Short problem
Find the lines below that contain the word "screenshot" and count them. Only the number should be given.

Excerpted data
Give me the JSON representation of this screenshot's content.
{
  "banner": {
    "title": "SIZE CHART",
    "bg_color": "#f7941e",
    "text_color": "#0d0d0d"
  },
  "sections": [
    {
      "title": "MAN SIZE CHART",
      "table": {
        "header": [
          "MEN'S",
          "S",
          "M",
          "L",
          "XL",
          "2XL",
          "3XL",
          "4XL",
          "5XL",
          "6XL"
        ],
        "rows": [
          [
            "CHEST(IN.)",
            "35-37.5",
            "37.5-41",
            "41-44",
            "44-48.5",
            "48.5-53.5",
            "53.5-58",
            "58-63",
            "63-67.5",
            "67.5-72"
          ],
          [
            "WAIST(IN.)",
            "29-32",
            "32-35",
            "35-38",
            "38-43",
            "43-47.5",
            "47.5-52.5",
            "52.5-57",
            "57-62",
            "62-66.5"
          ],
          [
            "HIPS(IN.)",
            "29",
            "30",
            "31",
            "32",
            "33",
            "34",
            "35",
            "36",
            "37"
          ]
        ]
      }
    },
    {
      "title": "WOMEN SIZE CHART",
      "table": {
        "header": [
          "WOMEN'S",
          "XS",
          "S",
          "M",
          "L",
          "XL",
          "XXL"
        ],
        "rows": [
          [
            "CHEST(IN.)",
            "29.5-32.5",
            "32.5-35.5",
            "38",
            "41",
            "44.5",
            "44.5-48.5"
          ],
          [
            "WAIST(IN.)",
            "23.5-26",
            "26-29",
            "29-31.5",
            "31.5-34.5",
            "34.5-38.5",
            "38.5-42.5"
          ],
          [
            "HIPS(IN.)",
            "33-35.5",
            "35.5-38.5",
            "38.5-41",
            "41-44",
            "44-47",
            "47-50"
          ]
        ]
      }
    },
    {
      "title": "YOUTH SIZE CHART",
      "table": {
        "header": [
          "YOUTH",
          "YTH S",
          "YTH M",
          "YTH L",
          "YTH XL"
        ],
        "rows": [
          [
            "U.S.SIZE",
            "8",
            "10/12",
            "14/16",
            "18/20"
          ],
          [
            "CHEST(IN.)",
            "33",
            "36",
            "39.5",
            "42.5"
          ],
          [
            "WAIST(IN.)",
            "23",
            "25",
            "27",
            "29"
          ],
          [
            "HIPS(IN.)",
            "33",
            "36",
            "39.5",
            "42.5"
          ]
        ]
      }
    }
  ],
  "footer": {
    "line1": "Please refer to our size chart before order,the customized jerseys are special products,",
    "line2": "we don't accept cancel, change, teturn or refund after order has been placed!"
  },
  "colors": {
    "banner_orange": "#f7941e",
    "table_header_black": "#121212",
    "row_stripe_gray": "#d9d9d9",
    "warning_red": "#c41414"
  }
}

---

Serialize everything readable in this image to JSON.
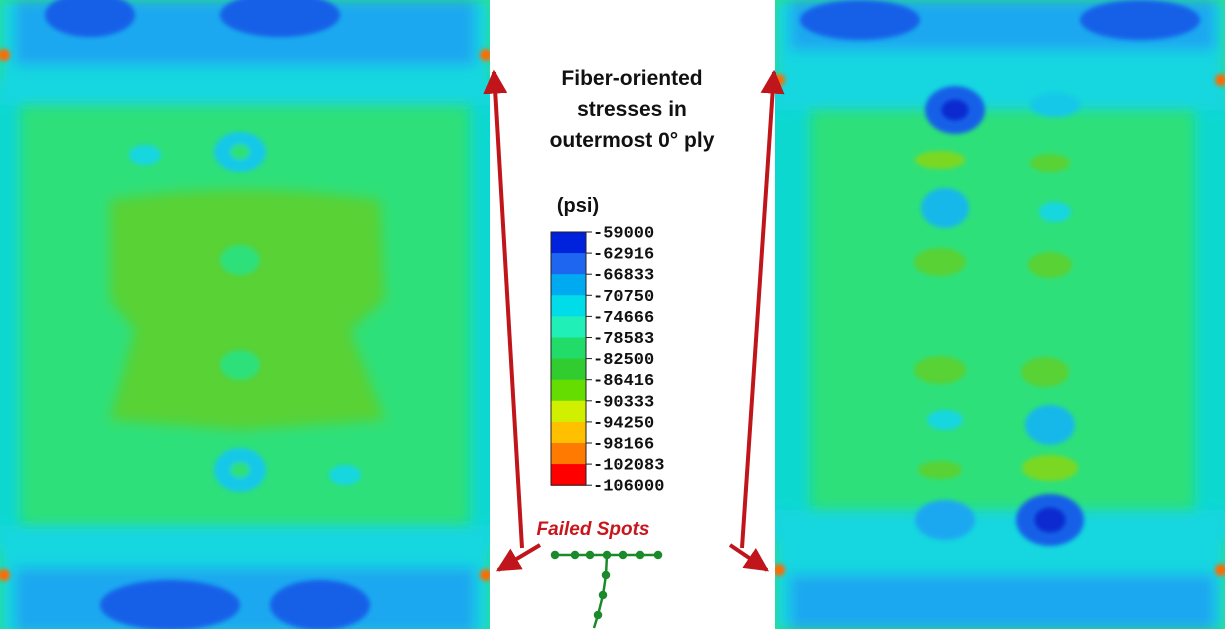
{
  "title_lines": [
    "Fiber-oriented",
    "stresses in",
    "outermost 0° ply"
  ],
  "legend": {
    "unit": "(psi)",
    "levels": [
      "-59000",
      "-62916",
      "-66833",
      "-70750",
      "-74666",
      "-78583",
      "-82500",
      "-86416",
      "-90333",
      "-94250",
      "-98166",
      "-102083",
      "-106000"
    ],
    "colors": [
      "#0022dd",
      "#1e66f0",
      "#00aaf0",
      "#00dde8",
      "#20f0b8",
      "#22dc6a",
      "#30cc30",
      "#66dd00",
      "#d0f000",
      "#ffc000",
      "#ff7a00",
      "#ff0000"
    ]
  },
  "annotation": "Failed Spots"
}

--

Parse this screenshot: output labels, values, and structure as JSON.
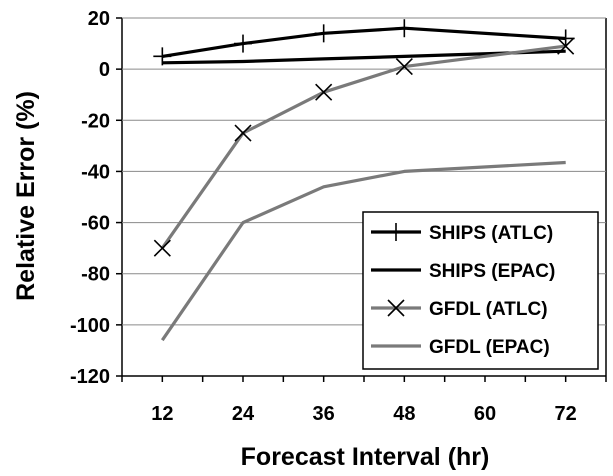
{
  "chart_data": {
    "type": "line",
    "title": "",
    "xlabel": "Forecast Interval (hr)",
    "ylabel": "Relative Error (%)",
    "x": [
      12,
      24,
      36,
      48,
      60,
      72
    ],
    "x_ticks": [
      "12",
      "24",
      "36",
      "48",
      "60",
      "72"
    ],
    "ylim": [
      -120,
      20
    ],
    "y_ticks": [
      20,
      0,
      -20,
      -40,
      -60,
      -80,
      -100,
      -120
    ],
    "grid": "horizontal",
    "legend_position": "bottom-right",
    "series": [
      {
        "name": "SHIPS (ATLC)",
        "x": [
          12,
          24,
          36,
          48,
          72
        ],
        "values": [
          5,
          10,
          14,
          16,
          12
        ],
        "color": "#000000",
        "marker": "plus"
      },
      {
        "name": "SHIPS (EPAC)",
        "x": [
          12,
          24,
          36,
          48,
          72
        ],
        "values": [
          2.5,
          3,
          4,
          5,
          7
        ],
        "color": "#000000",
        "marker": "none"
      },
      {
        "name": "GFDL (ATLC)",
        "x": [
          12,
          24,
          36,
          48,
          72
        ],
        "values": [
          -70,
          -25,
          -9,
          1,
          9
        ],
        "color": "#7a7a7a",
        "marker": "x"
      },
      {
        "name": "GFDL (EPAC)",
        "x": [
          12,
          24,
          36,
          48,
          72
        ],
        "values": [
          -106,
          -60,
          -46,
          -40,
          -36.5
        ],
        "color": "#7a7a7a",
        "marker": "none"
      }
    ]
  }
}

Result for this exercise
2